══ Record list
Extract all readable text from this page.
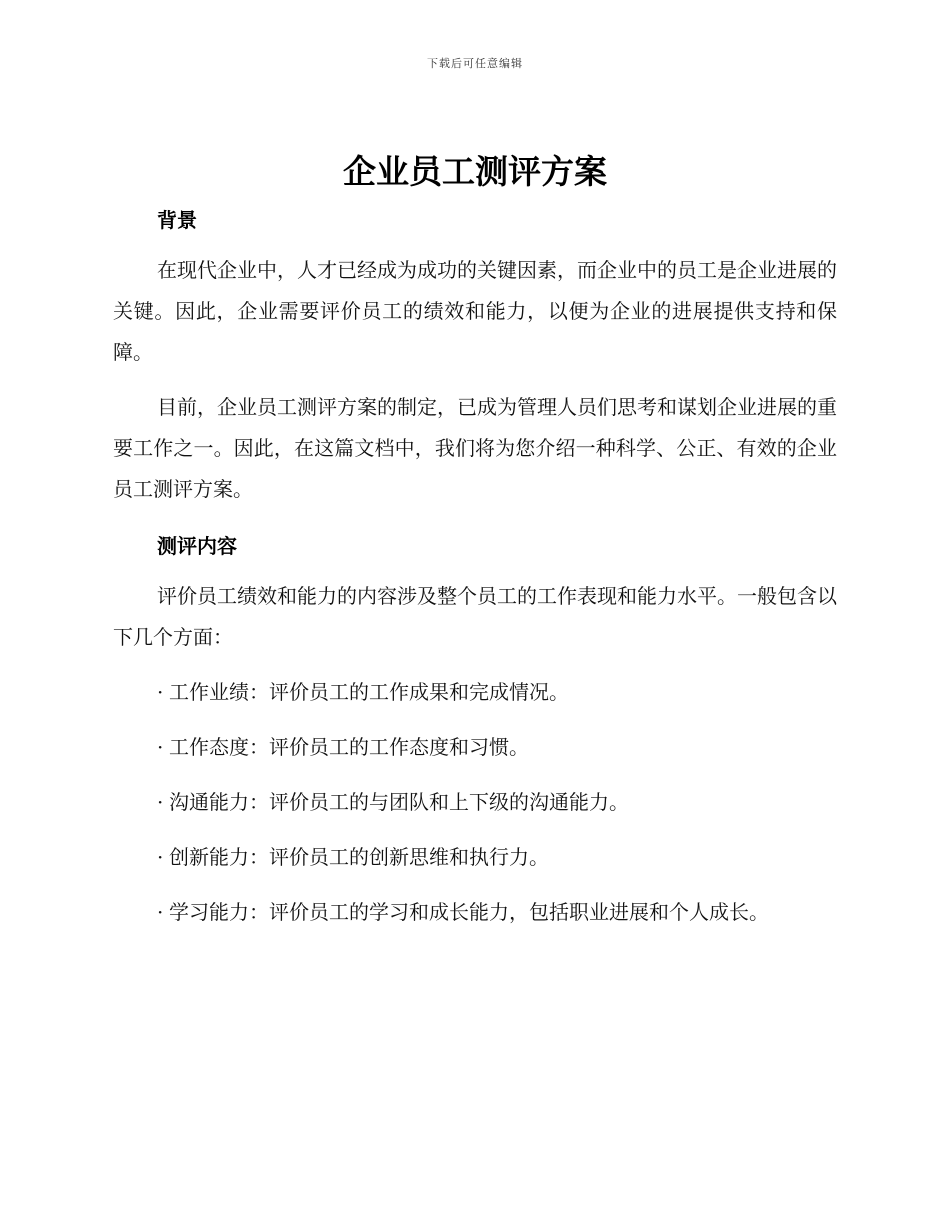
下载后可任意编辑
企业员工测评方案
背景

在现代企业中，人才已经成为成功的关键因素，而企业中的员工是企业进展的关键。因此，企业需要评价员工的绩效和能力，以便为企业的进展提供支持和保障。

目前，企业员工测评方案的制定，已成为管理人员们思考和谋划企业进展的重要工作之一。因此，在这篇文档中，我们将为您介绍一种科学、公正、有效的企业员工测评方案。

测评内容

评价员工绩效和能力的内容涉及整个员工的工作表现和能力水平。一般包含以下几个方面：

· 工作业绩：评价员工的工作成果和完成情况。
· 工作态度：评价员工的工作态度和习惯。
· 沟通能力：评价员工的与团队和上下级的沟通能力。
· 创新能力：评价员工的创新思维和执行力。
· 学习能力：评价员工的学习和成长能力，包括职业进展和个人成长。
════
**To do:**
Print all of the entries word for word. Omit the pictures they contain.

**Result of the task:**
Extract all readable text from this page.
下载后可任意编辑
企业员工测评方案
背景

在现代企业中，人才已经成为成功的关键因素，而企业中的员工是企业进展的关键。因此，企业需要评价员工的绩效和能力，以便为企业的进展提供支持和保障。

目前，企业员工测评方案的制定，已成为管理人员们思考和谋划企业进展的重要工作之一。因此，在这篇文档中，我们将为您介绍一种科学、公正、有效的企业员工测评方案。

测评内容

评价员工绩效和能力的内容涉及整个员工的工作表现和能力水平。一般包含以下几个方面：

· 工作业绩：评价员工的工作成果和完成情况。
· 工作态度：评价员工的工作态度和习惯。
· 沟通能力：评价员工的与团队和上下级的沟通能力。
· 创新能力：评价员工的创新思维和执行力。
· 学习能力：评价员工的学习和成长能力，包括职业进展和个人成长。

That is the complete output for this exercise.